## Data listing

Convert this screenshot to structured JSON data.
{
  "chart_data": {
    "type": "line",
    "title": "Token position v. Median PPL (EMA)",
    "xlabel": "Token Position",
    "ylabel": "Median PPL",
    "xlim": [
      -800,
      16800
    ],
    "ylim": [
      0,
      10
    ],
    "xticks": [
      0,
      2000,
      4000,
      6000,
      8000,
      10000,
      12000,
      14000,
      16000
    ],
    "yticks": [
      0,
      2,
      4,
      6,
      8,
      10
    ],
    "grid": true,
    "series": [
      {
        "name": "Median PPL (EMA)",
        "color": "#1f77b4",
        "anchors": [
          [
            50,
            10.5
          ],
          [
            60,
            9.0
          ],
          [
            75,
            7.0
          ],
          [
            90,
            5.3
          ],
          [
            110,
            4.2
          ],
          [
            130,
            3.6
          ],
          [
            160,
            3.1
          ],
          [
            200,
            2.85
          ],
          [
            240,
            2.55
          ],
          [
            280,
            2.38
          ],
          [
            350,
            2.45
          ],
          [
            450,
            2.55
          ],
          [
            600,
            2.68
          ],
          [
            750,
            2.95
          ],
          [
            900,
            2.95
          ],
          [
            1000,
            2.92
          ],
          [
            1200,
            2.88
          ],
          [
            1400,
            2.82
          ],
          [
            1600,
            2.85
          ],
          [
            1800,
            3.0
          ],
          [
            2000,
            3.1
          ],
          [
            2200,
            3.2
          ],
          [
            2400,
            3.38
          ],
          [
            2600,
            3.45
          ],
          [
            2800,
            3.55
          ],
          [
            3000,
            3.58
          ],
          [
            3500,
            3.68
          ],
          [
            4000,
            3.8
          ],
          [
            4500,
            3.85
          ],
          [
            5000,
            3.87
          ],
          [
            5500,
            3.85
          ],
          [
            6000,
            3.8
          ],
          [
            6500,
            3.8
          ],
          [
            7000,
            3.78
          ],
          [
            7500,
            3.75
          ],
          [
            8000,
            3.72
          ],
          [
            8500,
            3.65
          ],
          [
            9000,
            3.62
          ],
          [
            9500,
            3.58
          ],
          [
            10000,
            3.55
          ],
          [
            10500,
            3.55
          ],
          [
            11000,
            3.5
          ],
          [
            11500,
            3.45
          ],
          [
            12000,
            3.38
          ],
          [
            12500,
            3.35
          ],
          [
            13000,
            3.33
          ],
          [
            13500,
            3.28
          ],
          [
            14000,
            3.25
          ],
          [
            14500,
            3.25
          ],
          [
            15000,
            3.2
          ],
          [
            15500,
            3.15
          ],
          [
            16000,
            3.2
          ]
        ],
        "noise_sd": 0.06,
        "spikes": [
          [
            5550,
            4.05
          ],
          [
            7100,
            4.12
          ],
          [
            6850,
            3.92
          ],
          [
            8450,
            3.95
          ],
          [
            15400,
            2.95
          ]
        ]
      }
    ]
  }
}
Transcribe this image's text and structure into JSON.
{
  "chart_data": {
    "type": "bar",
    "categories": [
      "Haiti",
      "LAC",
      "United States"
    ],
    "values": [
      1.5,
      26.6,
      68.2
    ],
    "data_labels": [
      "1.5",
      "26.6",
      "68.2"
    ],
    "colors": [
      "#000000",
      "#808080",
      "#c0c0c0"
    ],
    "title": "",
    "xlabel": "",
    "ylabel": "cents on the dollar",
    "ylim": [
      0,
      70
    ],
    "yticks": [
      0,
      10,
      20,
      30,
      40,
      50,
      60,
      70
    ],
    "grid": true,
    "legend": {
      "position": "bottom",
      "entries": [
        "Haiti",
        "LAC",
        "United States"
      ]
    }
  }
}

## Set exercise
Pull out every line holding "this" from the records above, and copy it.

## Result
Convert this screenshot to structured JSON data.
Transcribe this image's text and structure into JSON.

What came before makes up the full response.